Report each line of the records where "controlled" occurs.

[Document page entries with text]

++++++++++++++++++++

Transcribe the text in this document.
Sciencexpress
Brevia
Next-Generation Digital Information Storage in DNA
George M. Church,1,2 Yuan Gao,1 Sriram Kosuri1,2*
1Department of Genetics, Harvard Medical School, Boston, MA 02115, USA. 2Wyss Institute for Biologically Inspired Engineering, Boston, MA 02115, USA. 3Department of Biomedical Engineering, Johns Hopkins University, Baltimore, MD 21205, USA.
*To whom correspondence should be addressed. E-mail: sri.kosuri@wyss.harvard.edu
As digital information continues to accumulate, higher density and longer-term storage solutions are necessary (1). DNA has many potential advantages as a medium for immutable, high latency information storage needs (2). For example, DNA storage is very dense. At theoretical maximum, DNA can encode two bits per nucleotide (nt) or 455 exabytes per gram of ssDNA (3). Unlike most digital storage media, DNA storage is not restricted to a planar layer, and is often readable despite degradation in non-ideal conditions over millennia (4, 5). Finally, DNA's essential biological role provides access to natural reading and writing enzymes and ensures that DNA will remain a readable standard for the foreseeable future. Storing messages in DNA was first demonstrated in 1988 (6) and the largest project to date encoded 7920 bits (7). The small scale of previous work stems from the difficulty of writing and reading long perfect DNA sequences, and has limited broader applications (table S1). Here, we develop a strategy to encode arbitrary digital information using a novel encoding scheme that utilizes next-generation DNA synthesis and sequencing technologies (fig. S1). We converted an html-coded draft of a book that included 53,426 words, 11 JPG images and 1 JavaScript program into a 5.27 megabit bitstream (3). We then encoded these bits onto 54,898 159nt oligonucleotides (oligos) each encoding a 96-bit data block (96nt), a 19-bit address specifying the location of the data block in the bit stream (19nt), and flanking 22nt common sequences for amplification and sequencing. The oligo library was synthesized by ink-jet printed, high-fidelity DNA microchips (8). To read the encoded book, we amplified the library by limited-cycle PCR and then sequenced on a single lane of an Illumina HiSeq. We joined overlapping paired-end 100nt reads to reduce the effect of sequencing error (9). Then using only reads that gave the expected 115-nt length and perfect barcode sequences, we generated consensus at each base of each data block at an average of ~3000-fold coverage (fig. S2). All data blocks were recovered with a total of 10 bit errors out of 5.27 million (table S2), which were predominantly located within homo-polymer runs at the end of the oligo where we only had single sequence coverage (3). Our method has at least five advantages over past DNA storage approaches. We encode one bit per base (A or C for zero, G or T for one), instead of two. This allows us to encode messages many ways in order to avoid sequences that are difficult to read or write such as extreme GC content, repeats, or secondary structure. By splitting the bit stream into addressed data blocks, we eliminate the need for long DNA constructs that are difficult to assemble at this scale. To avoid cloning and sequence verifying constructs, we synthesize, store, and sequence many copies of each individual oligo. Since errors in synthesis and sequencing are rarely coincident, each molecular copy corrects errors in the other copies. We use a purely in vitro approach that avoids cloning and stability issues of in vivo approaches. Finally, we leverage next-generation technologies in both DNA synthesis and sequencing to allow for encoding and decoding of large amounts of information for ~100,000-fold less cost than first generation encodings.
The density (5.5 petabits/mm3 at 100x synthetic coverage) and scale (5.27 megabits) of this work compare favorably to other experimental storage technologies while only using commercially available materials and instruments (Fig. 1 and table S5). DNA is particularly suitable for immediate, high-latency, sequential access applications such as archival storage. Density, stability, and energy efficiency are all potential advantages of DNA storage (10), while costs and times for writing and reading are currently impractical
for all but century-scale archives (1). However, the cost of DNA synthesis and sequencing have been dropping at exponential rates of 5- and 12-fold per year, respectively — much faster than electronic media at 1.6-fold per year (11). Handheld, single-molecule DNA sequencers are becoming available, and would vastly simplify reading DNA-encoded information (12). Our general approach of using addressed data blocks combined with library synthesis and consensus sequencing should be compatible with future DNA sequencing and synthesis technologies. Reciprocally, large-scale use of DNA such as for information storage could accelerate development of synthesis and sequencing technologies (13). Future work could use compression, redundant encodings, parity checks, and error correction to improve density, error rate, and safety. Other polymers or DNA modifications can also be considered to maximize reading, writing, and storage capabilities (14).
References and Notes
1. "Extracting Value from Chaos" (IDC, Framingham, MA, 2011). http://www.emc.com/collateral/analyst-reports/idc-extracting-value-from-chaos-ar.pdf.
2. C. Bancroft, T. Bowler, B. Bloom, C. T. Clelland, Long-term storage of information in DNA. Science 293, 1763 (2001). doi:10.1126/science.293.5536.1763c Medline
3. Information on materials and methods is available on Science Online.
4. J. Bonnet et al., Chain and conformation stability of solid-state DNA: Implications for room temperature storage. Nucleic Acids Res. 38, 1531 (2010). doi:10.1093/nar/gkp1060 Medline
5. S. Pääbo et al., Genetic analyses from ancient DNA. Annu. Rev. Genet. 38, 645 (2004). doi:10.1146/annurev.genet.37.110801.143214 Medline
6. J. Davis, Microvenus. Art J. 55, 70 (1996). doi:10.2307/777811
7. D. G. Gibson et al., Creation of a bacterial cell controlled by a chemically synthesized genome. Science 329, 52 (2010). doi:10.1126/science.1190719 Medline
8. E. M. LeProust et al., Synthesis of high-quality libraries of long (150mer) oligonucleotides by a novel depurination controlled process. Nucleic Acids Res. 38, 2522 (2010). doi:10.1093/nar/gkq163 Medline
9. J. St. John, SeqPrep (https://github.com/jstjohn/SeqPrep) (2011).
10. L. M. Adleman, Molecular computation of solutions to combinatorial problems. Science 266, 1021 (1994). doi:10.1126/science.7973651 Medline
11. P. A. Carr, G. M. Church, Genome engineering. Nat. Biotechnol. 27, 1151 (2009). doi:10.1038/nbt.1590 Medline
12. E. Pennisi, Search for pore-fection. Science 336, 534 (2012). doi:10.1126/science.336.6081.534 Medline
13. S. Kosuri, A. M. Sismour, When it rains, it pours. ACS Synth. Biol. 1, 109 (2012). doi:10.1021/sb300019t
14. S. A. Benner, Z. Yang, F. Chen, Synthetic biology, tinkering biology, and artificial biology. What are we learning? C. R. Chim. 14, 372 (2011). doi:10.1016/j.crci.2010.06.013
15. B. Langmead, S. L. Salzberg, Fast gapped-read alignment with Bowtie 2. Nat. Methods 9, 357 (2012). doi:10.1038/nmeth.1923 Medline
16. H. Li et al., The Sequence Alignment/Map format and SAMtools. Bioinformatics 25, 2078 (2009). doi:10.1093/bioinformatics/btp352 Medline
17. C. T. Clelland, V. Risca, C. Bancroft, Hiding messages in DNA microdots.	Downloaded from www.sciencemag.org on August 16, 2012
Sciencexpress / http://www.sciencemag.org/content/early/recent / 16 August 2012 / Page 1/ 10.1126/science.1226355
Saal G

++++++++++++++++++++

[WORKED SOLUTION]:
7. D. G. Gibson et al., Creation of a bacterial cell controlled by a chemically synthesized genome. Science 329, 52 (2010). doi:10.1126/science.1190719 Medline
8. E. M. LeProust et al., Synthesis of high-quality libraries of long (150mer) oligonucleotides by a novel depurination controlled process. Nucleic Acids Res. 38, 2522 (2010). doi:10.1093/nar/gkq163 Medline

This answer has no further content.